[Dataset records]
━━━━━━━━━━━━━━━━━━━━━━━━━━━━━━

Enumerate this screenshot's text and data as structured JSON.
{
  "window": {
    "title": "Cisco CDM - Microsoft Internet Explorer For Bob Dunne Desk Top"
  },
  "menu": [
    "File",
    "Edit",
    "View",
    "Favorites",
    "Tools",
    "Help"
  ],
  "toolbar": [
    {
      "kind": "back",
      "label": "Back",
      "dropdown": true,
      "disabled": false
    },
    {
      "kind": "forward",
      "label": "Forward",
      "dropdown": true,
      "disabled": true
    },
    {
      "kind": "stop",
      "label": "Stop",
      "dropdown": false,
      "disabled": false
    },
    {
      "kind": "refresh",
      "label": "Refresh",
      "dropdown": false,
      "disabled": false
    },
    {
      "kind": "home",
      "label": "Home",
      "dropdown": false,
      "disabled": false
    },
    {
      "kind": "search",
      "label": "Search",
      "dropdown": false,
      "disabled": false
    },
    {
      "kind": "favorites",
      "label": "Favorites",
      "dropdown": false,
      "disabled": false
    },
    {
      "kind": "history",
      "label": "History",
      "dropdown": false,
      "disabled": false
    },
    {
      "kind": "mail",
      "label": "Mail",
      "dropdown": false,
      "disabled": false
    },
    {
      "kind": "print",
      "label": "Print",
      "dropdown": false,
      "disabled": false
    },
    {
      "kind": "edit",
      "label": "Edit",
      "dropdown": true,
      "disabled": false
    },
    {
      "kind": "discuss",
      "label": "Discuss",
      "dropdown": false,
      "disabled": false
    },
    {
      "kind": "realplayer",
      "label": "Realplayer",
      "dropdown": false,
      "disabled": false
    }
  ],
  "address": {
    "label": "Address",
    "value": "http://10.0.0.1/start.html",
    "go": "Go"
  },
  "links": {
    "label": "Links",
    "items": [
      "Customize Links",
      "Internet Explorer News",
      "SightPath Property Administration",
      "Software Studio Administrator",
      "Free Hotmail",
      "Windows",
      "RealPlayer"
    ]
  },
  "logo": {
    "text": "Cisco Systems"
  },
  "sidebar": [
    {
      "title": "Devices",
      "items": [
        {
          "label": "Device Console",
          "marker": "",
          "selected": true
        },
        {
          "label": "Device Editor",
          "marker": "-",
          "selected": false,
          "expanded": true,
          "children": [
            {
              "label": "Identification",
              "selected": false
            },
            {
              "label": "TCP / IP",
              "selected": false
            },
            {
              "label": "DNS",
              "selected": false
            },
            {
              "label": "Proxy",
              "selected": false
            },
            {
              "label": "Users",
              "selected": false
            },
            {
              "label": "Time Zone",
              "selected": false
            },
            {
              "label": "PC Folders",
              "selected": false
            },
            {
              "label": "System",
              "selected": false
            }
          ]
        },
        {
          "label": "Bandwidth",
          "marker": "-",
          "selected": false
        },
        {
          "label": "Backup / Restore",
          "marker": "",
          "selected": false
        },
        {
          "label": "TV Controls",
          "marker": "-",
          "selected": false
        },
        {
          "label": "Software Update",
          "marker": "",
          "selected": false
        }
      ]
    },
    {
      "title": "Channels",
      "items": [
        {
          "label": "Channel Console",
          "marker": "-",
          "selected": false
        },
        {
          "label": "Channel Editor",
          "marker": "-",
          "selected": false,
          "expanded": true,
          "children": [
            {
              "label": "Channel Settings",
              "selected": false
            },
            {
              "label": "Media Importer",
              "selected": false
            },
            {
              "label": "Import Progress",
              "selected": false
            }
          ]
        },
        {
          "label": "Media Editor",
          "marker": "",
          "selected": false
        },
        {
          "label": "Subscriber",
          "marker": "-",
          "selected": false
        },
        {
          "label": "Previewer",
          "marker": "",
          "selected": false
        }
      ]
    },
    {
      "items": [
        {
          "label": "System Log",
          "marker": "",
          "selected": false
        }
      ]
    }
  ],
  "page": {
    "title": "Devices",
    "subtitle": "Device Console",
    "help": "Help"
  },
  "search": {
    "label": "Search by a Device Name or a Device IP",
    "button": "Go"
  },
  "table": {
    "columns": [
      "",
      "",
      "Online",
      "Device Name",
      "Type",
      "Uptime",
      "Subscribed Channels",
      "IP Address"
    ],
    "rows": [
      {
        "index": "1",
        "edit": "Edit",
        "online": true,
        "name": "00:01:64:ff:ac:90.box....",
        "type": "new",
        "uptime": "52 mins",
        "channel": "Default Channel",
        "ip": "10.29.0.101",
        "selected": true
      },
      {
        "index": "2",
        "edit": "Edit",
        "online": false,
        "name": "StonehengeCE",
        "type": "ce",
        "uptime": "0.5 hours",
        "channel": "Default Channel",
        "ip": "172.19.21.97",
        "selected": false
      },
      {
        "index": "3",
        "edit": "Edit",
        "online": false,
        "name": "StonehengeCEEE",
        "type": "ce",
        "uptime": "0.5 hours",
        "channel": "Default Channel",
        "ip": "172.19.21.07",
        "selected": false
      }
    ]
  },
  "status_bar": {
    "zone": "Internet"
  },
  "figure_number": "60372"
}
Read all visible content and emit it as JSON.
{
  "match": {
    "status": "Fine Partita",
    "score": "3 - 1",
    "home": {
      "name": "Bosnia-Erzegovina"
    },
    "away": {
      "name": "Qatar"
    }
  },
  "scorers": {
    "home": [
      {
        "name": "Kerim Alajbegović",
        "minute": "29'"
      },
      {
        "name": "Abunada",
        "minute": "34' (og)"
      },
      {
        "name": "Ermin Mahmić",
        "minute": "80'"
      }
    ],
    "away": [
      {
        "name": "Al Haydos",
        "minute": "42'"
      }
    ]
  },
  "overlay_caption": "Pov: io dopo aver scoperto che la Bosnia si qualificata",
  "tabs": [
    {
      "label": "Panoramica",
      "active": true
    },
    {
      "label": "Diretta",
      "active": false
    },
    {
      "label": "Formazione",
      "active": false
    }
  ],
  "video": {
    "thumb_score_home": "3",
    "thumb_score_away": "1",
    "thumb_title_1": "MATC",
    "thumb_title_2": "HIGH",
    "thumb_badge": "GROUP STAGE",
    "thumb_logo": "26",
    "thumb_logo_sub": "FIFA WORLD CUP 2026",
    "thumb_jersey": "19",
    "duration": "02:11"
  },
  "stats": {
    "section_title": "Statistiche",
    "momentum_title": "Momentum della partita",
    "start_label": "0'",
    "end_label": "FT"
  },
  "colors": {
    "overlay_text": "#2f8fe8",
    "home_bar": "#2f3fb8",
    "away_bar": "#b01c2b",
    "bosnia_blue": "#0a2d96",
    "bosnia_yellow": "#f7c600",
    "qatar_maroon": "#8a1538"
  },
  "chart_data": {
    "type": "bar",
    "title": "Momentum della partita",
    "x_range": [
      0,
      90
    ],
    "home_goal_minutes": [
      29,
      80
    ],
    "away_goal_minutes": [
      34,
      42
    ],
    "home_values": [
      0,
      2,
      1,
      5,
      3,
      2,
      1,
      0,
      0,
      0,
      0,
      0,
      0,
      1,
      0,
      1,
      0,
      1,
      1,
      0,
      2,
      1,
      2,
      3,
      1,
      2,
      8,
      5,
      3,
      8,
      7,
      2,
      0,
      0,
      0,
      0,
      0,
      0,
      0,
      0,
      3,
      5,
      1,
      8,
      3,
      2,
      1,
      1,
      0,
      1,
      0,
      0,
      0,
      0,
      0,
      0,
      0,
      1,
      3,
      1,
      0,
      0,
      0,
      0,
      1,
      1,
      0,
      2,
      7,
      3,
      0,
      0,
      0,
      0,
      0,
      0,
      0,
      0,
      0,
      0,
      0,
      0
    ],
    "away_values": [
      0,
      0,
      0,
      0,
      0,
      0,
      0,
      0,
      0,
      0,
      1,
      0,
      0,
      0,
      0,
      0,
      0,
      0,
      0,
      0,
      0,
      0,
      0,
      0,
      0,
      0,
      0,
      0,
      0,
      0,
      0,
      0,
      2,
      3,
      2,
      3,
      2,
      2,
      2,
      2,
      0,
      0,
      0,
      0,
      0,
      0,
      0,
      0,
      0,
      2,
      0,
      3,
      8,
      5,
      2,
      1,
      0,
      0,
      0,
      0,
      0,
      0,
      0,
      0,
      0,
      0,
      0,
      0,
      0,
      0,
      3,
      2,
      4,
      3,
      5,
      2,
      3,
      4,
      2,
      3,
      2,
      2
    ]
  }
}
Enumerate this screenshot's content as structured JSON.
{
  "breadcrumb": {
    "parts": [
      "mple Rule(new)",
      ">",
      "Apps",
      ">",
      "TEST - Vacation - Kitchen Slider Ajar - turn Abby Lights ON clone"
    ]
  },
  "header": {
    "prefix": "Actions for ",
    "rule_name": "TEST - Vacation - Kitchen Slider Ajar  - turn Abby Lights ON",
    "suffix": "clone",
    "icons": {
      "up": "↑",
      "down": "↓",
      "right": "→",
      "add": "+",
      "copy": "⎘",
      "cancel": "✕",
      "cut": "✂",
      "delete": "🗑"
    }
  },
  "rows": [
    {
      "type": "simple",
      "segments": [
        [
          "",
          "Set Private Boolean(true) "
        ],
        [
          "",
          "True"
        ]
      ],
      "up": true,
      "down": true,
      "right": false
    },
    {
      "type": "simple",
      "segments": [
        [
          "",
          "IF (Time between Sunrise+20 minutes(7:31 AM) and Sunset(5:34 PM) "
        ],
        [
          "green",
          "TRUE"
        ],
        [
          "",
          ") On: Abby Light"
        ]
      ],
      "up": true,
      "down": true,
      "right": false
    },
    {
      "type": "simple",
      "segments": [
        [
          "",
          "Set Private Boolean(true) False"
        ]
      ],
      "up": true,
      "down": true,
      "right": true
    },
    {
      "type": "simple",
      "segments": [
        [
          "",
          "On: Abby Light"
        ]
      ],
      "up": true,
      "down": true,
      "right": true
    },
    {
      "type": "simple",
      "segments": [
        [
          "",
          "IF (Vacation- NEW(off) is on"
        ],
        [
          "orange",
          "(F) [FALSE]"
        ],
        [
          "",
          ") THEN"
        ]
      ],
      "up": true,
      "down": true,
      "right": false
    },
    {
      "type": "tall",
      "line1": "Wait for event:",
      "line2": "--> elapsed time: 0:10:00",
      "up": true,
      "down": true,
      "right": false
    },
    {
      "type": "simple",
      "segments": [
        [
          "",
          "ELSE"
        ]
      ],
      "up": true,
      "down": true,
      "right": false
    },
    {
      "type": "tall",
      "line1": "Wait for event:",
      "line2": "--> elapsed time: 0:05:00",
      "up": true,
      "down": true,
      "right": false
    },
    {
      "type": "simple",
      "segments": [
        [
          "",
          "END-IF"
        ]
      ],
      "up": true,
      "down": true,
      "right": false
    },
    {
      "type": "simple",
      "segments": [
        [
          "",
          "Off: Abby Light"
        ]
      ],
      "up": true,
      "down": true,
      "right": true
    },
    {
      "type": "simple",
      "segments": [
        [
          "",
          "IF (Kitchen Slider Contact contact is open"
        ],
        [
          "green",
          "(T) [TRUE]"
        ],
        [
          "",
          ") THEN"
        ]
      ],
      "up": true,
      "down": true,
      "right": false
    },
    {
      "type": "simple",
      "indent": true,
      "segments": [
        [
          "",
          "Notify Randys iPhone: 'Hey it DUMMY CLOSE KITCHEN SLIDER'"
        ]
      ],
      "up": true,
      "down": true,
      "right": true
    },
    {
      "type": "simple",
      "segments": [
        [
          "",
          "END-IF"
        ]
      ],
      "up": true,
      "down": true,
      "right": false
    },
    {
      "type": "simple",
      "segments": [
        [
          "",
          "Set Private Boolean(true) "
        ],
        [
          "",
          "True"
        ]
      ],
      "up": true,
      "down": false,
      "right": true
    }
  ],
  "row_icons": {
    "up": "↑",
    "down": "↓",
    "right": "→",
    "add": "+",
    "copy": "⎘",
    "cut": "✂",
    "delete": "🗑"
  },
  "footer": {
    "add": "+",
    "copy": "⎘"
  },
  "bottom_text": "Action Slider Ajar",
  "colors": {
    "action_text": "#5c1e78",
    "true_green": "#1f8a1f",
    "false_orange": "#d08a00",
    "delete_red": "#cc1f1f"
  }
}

━━━━━━━━━━━━━━━━━━━━━━━━━━━━━━

Give the number of lines in the records that contain the string "Ajar", and nothing besides.

3